* Material shown *
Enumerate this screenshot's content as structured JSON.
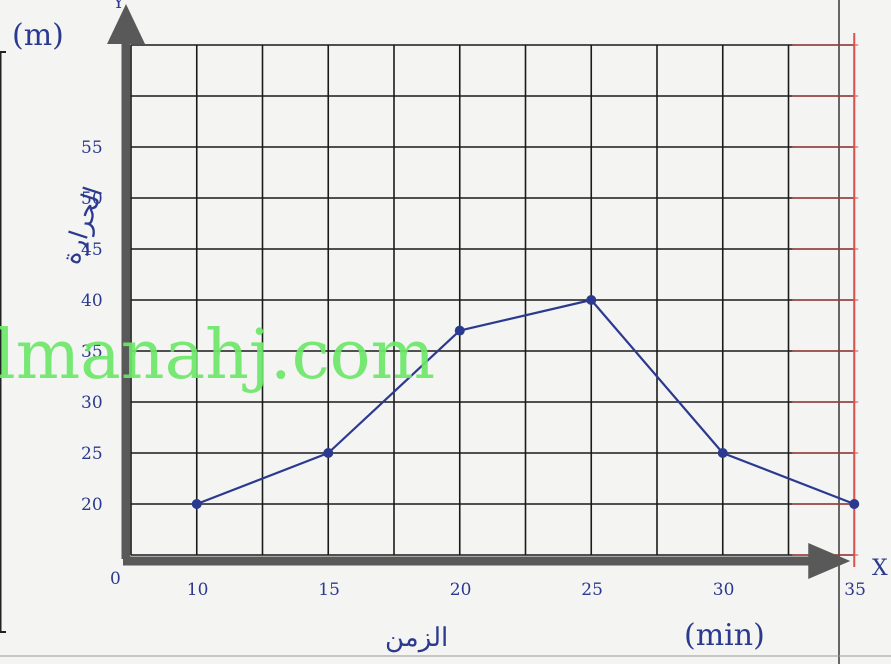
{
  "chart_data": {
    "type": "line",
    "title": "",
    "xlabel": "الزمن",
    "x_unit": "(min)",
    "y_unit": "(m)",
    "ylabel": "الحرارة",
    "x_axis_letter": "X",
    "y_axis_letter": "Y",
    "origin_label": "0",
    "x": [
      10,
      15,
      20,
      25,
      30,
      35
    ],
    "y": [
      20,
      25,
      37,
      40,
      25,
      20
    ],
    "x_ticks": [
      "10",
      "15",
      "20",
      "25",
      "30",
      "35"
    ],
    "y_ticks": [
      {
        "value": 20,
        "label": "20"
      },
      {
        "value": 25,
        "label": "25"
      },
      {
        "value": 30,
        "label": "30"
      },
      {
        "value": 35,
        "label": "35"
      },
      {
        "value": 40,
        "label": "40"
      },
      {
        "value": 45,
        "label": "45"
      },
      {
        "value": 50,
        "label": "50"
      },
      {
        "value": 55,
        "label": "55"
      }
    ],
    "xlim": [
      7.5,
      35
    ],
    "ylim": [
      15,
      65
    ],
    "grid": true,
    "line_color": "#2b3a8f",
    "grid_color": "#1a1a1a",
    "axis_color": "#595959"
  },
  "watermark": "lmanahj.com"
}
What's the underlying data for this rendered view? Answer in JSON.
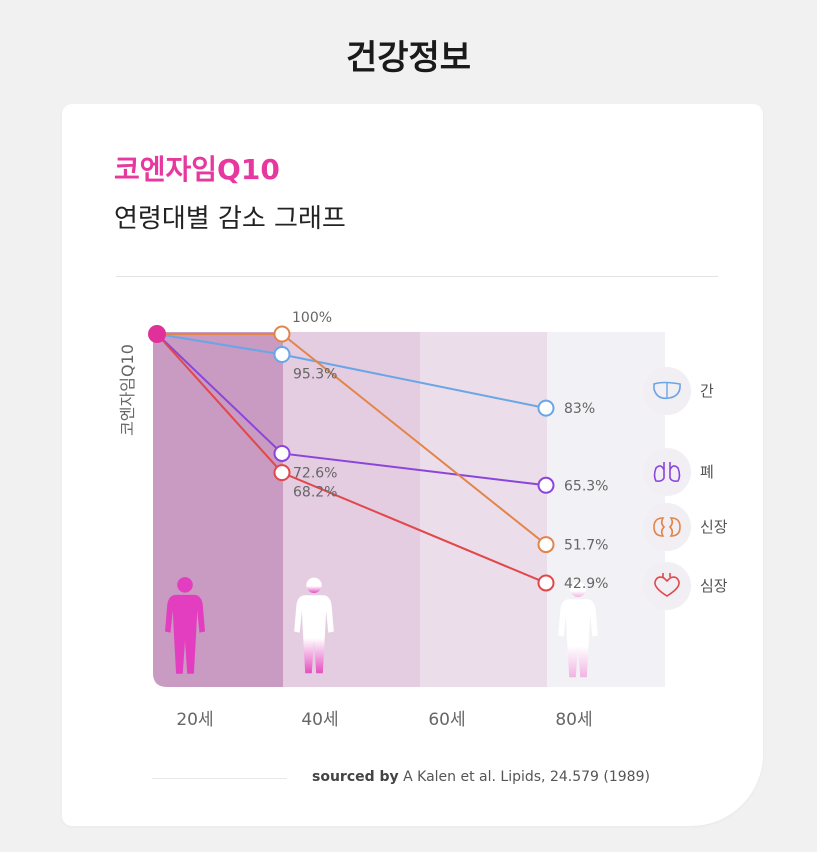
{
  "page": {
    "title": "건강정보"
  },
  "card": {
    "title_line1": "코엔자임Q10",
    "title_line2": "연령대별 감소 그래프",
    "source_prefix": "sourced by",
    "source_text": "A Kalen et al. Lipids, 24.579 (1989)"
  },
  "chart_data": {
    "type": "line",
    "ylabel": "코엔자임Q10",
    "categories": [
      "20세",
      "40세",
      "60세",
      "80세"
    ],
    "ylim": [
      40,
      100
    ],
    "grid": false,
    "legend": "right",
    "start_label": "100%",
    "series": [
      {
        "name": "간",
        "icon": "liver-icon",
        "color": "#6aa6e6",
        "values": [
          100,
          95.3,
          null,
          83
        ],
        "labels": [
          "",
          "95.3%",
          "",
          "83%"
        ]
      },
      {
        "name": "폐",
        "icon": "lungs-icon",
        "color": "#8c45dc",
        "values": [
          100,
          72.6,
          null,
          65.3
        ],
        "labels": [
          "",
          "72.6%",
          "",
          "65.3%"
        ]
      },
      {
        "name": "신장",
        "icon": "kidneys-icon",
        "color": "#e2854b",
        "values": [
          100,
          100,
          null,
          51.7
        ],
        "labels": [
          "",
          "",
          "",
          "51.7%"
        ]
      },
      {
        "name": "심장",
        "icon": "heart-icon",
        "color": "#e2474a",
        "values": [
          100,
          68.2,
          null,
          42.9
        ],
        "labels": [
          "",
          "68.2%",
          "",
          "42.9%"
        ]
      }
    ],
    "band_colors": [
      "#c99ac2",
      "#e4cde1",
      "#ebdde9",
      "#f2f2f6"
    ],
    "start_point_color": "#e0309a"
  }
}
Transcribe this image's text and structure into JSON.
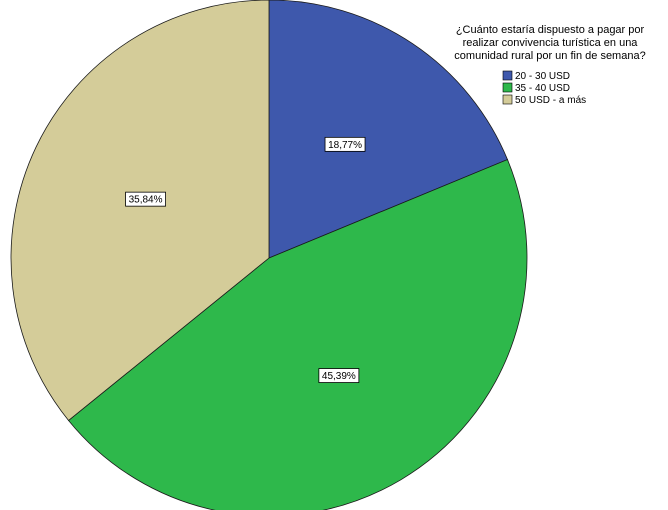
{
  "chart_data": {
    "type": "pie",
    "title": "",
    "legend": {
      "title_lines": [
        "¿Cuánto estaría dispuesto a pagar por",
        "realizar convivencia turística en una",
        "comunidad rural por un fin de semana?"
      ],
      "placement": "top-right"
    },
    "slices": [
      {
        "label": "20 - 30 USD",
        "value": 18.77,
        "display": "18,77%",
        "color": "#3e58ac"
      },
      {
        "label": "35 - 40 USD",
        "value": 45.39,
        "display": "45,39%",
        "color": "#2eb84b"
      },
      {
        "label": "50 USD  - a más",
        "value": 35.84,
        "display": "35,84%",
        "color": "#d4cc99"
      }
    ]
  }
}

* Request *
Quote only the lines that start at the line holding "Transcribe this image's" and end at the last line of the entries, including both of those lines, and omit every picture.

* The response *
Transcribe this image's text and structure into JSON.
{
  "chart_data": {
    "type": "pie",
    "title": "",
    "legend": {
      "title_lines": [
        "¿Cuánto estaría dispuesto a pagar por",
        "realizar convivencia turística en una",
        "comunidad rural por un fin de semana?"
      ],
      "placement": "top-right"
    },
    "slices": [
      {
        "label": "20 - 30 USD",
        "value": 18.77,
        "display": "18,77%",
        "color": "#3e58ac"
      },
      {
        "label": "35 - 40 USD",
        "value": 45.39,
        "display": "45,39%",
        "color": "#2eb84b"
      },
      {
        "label": "50 USD  - a más",
        "value": 35.84,
        "display": "35,84%",
        "color": "#d4cc99"
      }
    ]
  }
}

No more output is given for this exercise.